** Start of Extracted material **

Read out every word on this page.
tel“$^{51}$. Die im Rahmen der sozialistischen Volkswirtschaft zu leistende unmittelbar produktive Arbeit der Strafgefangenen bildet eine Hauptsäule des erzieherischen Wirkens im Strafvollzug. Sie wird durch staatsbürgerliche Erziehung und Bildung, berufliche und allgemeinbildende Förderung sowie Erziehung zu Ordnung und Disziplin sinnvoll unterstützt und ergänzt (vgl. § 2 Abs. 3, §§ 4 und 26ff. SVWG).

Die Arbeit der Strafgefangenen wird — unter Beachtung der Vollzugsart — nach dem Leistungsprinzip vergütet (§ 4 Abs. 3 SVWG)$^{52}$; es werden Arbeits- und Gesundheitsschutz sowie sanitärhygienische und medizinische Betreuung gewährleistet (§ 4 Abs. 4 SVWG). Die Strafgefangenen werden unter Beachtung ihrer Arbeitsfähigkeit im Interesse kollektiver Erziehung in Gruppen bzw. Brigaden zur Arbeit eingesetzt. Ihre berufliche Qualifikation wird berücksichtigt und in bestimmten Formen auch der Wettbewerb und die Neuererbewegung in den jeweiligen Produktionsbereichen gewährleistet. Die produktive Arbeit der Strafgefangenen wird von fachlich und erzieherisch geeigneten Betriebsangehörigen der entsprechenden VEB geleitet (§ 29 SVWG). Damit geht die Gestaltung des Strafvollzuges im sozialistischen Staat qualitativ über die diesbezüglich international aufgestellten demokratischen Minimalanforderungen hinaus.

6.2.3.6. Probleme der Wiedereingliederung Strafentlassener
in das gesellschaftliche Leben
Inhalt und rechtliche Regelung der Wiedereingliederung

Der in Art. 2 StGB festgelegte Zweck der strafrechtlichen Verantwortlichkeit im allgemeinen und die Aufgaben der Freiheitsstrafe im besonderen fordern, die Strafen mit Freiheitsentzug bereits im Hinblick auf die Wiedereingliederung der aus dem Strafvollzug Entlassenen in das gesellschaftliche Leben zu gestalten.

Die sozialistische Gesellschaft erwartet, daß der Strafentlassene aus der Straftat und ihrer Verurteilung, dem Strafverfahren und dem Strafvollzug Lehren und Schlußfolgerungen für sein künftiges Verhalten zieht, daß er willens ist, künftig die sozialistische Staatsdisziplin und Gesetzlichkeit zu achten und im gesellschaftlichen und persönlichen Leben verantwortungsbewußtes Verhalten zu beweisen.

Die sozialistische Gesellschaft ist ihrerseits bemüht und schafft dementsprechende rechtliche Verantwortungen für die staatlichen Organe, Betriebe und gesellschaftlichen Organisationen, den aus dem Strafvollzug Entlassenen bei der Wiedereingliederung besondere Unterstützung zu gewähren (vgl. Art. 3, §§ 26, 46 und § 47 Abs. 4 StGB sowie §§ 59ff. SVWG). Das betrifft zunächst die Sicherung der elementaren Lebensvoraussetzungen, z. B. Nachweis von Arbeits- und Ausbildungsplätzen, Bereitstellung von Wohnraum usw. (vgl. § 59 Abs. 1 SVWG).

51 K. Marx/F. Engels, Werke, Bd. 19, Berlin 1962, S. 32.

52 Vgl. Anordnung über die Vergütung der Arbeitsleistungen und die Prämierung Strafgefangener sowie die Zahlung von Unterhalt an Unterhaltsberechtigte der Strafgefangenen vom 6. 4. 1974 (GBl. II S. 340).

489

** End of Extracted material **

* **Written instruction**
Set down each entry again, unchanged.

* **Answer to this task**
Read out every word on this page.
tel“$^{51}$. Die im Rahmen der sozialistischen Volkswirtschaft zu leistende unmittelbar produktive Arbeit der Strafgefangenen bildet eine Hauptsäule des erzieherischen Wirkens im Strafvollzug. Sie wird durch staatsbürgerliche Erziehung und Bildung, berufliche und allgemeinbildende Förderung sowie Erziehung zu Ordnung und Disziplin sinnvoll unterstützt und ergänzt (vgl. § 2 Abs. 3, §§ 4 und 26ff. SVWG).

Die Arbeit der Strafgefangenen wird — unter Beachtung der Vollzugsart — nach dem Leistungsprinzip vergütet (§ 4 Abs. 3 SVWG)$^{52}$; es werden Arbeits- und Gesundheitsschutz sowie sanitärhygienische und medizinische Betreuung gewährleistet (§ 4 Abs. 4 SVWG). Die Strafgefangenen werden unter Beachtung ihrer Arbeitsfähigkeit im Interesse kollektiver Erziehung in Gruppen bzw. Brigaden zur Arbeit eingesetzt. Ihre berufliche Qualifikation wird berücksichtigt und in bestimmten Formen auch der Wettbewerb und die Neuererbewegung in den jeweiligen Produktionsbereichen gewährleistet. Die produktive Arbeit der Strafgefangenen wird von fachlich und erzieherisch geeigneten Betriebsangehörigen der entsprechenden VEB geleitet (§ 29 SVWG). Damit geht die Gestaltung des Strafvollzuges im sozialistischen Staat qualitativ über die diesbezüglich international aufgestellten demokratischen Minimalanforderungen hinaus.

6.2.3.6. Probleme der Wiedereingliederung Strafentlassener
in das gesellschaftliche Leben
Inhalt und rechtliche Regelung der Wiedereingliederung

Der in Art. 2 StGB festgelegte Zweck der strafrechtlichen Verantwortlichkeit im allgemeinen und die Aufgaben der Freiheitsstrafe im besonderen fordern, die Strafen mit Freiheitsentzug bereits im Hinblick auf die Wiedereingliederung der aus dem Strafvollzug Entlassenen in das gesellschaftliche Leben zu gestalten.

Die sozialistische Gesellschaft erwartet, daß der Strafentlassene aus der Straftat und ihrer Verurteilung, dem Strafverfahren und dem Strafvollzug Lehren und Schlußfolgerungen für sein künftiges Verhalten zieht, daß er willens ist, künftig die sozialistische Staatsdisziplin und Gesetzlichkeit zu achten und im gesellschaftlichen und persönlichen Leben verantwortungsbewußtes Verhalten zu beweisen.

Die sozialistische Gesellschaft ist ihrerseits bemüht und schafft dementsprechende rechtliche Verantwortungen für die staatlichen Organe, Betriebe und gesellschaftlichen Organisationen, den aus dem Strafvollzug Entlassenen bei der Wiedereingliederung besondere Unterstützung zu gewähren (vgl. Art. 3, §§ 26, 46 und § 47 Abs. 4 StGB sowie §§ 59ff. SVWG). Das betrifft zunächst die Sicherung der elementaren Lebensvoraussetzungen, z. B. Nachweis von Arbeits- und Ausbildungsplätzen, Bereitstellung von Wohnraum usw. (vgl. § 59 Abs. 1 SVWG).

51 K. Marx/F. Engels, Werke, Bd. 19, Berlin 1962, S. 32.

52 Vgl. Anordnung über die Vergütung der Arbeitsleistungen und die Prämierung Strafgefangener sowie die Zahlung von Unterhalt an Unterhaltsberechtigte der Strafgefangenen vom 6. 4. 1974 (GBl. II S. 340).

489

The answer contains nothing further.